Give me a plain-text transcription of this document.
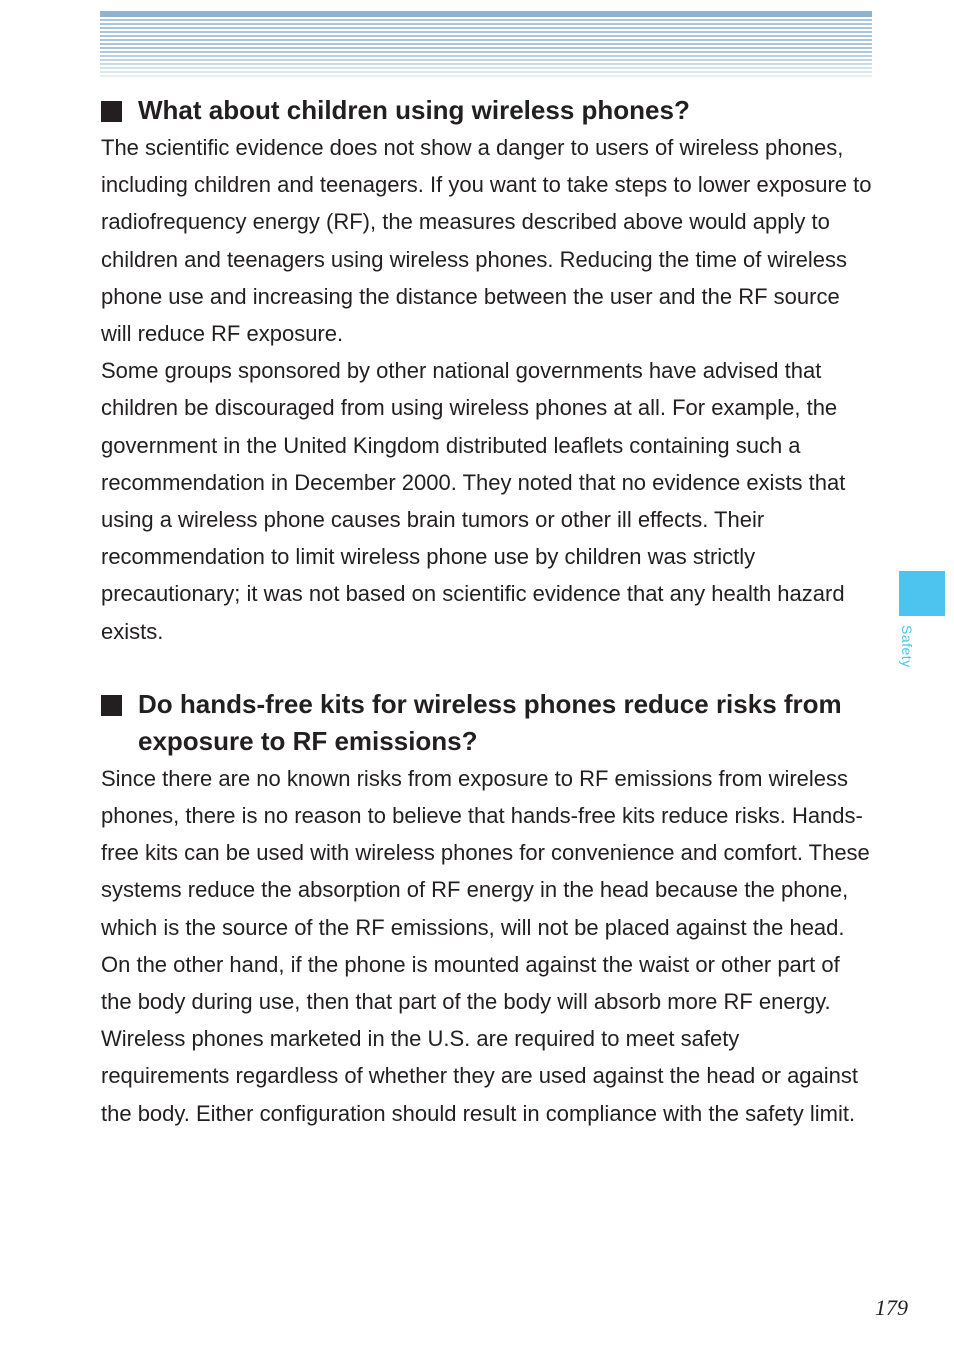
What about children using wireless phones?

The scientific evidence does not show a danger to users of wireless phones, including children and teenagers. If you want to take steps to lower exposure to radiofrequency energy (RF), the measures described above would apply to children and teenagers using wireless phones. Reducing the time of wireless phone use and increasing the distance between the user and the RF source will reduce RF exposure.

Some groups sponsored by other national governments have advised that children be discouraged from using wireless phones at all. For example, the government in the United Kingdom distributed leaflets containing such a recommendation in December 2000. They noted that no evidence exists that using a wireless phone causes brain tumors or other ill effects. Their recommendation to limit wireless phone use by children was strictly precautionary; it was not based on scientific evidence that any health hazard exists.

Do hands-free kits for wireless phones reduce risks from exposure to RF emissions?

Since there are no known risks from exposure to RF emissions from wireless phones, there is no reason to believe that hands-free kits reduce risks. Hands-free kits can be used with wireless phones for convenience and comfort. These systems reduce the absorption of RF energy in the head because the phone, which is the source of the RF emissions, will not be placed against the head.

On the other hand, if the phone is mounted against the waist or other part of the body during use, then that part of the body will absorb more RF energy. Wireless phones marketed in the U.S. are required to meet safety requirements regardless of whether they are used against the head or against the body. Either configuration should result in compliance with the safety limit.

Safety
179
# # # #
▸ **Assigned task**
Return the entries above exactly as they appear. Pictures should not be copied.

▸ **Your solution**
Give me a plain-text transcription of this document.
What about children using wireless phones?

The scientific evidence does not show a danger to users of wireless phones, including children and teenagers. If you want to take steps to lower exposure to radiofrequency energy (RF), the measures described above would apply to children and teenagers using wireless phones. Reducing the time of wireless phone use and increasing the distance between the user and the RF source will reduce RF exposure.

Some groups sponsored by other national governments have advised that children be discouraged from using wireless phones at all. For example, the government in the United Kingdom distributed leaflets containing such a recommendation in December 2000. They noted that no evidence exists that using a wireless phone causes brain tumors or other ill effects. Their recommendation to limit wireless phone use by children was strictly precautionary; it was not based on scientific evidence that any health hazard exists.

Do hands-free kits for wireless phones reduce risks from exposure to RF emissions?

Since there are no known risks from exposure to RF emissions from wireless phones, there is no reason to believe that hands-free kits reduce risks. Hands-free kits can be used with wireless phones for convenience and comfort. These systems reduce the absorption of RF energy in the head because the phone, which is the source of the RF emissions, will not be placed against the head.

On the other hand, if the phone is mounted against the waist or other part of the body during use, then that part of the body will absorb more RF energy. Wireless phones marketed in the U.S. are required to meet safety requirements regardless of whether they are used against the head or against the body. Either configuration should result in compliance with the safety limit.

Safety
179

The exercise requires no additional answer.